======== Dataset content
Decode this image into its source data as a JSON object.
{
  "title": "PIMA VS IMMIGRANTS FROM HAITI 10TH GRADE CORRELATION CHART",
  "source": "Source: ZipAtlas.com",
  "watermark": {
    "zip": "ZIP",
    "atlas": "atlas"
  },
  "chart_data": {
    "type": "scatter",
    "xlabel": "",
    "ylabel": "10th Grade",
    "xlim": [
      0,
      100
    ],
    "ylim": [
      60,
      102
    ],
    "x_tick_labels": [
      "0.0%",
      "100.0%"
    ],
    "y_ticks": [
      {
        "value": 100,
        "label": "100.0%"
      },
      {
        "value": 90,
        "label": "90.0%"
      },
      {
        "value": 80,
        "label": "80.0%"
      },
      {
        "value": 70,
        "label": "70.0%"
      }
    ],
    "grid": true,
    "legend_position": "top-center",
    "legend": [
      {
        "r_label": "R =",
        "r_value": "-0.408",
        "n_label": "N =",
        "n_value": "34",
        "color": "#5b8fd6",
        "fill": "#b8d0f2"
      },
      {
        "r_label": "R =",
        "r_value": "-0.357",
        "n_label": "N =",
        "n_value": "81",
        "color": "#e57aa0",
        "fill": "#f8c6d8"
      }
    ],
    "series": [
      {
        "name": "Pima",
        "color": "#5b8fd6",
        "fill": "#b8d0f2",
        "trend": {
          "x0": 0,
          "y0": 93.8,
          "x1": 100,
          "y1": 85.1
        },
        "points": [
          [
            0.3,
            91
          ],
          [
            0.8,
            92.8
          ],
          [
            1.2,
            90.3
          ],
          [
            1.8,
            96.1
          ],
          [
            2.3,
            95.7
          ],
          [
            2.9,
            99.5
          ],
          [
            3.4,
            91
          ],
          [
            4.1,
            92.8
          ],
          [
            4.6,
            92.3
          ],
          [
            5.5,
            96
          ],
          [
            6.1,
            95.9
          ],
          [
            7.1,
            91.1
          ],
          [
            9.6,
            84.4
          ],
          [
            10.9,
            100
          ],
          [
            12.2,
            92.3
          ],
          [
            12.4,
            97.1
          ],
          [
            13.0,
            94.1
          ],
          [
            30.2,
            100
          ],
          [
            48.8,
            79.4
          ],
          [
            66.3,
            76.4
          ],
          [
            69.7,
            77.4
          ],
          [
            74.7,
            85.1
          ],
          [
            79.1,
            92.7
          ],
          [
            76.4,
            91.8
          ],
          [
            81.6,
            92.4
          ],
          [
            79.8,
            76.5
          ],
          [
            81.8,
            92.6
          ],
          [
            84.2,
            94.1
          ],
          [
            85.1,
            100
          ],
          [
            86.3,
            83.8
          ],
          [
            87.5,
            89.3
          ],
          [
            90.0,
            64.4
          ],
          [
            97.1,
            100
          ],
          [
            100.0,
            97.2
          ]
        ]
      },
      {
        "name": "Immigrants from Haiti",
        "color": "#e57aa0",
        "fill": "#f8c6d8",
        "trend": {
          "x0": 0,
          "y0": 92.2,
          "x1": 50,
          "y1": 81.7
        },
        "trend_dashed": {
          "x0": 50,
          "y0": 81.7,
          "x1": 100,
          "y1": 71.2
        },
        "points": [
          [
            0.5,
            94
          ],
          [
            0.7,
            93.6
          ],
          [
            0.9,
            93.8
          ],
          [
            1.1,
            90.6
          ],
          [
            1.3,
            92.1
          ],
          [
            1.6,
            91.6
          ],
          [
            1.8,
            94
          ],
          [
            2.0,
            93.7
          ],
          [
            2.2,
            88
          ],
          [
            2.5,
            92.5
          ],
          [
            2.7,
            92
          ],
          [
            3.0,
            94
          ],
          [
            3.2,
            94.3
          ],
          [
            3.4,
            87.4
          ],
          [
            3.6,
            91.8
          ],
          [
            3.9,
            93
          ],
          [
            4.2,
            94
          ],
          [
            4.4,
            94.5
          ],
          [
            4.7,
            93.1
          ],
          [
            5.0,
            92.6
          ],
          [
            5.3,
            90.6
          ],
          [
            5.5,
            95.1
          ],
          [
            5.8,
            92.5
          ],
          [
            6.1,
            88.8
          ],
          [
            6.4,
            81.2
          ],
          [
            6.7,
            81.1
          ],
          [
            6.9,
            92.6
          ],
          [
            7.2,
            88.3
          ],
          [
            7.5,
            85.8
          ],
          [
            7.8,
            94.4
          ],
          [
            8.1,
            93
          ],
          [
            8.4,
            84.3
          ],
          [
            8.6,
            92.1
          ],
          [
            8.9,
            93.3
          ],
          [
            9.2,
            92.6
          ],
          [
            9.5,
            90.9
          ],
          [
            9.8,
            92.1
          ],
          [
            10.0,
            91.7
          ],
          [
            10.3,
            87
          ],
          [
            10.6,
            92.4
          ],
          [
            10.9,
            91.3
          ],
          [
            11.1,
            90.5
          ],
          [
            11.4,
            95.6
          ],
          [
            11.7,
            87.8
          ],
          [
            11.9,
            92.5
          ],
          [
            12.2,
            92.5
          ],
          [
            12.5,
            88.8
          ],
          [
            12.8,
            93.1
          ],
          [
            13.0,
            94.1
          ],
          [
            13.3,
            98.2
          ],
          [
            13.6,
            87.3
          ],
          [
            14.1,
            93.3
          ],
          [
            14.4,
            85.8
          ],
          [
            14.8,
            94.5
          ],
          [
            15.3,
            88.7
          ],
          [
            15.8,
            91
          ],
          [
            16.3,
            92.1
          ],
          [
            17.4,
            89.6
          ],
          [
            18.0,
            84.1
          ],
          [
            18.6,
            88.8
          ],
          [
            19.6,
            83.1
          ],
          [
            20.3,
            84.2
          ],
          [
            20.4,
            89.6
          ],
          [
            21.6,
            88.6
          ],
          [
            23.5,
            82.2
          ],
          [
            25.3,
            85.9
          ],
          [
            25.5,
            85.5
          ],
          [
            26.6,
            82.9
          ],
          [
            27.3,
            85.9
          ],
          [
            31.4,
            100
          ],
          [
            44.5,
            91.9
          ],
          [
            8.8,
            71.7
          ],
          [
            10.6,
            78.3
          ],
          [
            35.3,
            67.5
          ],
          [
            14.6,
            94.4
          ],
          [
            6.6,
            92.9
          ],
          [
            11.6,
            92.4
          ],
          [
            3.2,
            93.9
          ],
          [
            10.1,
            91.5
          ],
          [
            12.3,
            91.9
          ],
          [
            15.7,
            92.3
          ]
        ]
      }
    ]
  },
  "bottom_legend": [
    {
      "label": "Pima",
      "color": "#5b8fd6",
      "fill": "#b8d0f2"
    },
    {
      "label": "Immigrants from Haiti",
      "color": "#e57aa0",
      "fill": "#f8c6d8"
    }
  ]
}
================
======== Dataset content
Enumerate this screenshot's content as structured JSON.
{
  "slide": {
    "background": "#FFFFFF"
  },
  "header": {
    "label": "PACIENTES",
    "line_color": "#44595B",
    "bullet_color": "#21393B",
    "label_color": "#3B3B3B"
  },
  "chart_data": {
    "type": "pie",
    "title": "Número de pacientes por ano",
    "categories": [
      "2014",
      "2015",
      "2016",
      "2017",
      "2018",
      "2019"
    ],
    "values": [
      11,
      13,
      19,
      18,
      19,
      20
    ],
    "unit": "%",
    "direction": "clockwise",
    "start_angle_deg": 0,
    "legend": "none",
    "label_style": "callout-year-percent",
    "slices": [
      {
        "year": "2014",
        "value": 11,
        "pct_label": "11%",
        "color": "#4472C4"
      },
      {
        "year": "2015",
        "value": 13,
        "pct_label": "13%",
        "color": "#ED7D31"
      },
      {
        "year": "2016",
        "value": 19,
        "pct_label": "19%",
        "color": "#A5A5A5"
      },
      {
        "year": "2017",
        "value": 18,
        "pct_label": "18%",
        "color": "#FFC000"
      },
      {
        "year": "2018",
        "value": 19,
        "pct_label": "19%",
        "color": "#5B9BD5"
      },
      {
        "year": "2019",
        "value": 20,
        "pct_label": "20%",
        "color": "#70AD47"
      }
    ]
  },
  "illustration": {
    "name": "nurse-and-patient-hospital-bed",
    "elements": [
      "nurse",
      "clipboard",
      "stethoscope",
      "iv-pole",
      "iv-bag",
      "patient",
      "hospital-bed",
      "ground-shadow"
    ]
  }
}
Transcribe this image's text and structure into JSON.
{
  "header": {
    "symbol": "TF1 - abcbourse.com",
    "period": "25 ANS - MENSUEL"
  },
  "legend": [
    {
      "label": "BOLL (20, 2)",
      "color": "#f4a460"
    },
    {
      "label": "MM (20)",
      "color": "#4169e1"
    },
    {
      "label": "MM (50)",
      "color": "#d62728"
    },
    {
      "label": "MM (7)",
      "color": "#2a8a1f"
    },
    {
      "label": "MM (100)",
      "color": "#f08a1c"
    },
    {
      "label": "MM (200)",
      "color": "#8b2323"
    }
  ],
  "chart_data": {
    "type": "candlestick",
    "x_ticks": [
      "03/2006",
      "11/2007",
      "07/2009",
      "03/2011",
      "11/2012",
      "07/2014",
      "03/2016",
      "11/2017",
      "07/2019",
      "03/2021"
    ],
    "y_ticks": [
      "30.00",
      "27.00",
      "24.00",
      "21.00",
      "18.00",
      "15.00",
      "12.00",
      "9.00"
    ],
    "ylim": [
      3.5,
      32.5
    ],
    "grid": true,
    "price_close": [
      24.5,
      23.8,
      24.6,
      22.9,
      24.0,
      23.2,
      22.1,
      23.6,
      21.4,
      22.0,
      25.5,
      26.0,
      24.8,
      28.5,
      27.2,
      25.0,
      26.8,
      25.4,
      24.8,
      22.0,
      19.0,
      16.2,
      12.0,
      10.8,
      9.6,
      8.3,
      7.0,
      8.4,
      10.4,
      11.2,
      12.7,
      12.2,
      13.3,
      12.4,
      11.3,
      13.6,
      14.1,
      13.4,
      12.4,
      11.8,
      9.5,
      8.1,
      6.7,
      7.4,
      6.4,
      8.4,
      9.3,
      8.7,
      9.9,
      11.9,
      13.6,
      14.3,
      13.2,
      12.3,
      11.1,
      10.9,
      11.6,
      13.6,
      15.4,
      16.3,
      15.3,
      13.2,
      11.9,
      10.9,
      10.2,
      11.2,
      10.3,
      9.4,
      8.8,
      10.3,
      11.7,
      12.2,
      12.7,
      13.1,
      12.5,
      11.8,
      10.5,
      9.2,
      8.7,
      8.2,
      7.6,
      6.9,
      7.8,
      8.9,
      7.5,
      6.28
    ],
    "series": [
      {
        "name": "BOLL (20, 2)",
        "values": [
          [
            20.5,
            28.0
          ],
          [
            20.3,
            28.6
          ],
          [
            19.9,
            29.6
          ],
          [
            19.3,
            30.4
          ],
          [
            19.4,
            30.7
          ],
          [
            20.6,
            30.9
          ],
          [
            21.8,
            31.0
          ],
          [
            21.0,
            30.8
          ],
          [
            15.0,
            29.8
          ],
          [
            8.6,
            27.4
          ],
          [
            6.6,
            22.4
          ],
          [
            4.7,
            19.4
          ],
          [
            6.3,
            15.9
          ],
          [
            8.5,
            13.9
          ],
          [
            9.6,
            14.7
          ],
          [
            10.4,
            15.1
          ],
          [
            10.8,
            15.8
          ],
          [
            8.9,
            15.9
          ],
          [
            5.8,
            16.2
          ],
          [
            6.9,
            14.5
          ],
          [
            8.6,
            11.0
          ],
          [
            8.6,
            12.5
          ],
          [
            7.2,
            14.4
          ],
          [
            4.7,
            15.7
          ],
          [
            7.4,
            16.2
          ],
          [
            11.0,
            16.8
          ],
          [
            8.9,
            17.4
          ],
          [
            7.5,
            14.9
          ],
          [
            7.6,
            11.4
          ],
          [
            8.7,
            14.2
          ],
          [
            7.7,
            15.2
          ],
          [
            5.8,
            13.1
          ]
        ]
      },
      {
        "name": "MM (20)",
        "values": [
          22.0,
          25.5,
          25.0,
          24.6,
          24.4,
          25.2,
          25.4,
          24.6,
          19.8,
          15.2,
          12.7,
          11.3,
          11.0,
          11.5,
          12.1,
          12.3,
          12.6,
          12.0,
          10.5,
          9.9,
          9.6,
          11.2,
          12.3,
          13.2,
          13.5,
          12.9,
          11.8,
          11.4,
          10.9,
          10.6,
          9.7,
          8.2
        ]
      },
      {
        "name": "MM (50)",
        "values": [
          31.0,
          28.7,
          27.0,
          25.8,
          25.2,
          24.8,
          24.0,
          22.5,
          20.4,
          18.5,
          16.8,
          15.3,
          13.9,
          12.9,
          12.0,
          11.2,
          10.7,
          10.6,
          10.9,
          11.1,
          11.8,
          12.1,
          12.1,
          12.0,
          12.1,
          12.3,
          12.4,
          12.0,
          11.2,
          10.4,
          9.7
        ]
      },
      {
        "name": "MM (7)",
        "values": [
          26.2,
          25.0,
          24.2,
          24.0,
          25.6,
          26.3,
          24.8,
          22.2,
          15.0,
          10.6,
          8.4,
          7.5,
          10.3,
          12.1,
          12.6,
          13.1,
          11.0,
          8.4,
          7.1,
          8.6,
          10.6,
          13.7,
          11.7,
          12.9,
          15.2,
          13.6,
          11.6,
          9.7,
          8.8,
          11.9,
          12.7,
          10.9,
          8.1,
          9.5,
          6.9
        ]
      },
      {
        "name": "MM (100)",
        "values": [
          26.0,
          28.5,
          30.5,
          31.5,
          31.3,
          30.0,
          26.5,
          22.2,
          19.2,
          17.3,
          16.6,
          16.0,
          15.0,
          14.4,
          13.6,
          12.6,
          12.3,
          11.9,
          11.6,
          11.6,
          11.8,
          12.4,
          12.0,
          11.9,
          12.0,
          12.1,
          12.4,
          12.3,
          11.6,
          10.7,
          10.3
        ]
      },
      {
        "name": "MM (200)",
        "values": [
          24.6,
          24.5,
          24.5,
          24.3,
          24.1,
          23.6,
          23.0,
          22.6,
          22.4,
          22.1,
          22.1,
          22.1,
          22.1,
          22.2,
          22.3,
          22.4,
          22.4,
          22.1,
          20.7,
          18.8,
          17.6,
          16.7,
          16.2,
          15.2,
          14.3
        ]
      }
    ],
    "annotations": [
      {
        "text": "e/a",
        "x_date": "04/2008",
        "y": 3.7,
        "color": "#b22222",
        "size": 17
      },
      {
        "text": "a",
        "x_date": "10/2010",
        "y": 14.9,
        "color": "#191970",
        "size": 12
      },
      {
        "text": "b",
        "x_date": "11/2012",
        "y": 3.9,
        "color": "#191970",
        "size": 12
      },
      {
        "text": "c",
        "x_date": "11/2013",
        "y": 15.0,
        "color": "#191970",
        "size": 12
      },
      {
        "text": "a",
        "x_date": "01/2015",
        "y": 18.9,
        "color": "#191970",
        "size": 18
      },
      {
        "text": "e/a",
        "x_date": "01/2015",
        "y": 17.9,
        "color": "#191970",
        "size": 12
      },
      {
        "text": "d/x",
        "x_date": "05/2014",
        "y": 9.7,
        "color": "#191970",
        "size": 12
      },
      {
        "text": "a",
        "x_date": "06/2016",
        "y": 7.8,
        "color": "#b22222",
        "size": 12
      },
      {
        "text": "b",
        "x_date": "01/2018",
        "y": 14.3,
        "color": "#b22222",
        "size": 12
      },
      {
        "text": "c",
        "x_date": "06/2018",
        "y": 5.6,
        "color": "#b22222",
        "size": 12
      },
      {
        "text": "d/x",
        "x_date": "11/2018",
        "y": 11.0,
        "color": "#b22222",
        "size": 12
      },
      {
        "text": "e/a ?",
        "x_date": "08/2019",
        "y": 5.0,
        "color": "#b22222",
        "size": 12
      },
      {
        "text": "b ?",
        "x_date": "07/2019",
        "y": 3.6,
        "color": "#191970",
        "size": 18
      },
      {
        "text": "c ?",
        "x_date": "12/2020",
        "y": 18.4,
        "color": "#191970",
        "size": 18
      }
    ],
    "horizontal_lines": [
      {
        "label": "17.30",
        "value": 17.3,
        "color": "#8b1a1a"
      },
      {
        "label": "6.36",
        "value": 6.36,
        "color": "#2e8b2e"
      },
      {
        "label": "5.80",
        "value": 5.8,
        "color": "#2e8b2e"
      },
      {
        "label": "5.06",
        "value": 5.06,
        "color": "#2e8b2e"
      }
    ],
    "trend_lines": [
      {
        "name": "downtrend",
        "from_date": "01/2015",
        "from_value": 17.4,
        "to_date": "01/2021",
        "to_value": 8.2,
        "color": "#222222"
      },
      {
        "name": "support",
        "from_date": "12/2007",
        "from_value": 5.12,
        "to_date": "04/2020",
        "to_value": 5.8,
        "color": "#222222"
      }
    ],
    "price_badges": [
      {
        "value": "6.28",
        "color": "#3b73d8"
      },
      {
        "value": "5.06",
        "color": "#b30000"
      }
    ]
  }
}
================
======== Dataset content
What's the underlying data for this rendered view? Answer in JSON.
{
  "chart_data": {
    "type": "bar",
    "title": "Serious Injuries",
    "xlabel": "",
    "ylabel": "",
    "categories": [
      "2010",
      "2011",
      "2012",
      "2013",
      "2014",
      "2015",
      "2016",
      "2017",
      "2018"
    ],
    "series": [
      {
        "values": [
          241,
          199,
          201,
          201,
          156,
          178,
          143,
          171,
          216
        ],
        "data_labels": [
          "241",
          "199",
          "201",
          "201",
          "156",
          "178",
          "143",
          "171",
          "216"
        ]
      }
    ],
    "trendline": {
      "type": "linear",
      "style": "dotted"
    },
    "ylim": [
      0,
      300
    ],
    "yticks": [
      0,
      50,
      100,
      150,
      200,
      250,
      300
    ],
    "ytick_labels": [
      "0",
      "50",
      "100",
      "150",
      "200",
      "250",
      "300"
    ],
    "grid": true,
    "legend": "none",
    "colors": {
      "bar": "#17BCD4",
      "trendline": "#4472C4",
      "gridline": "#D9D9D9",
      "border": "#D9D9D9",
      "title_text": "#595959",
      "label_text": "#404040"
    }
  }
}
================
- _Exercise details_: Find every line with "type" in the listing and state how many there are, nothing else.

- _Result_: 5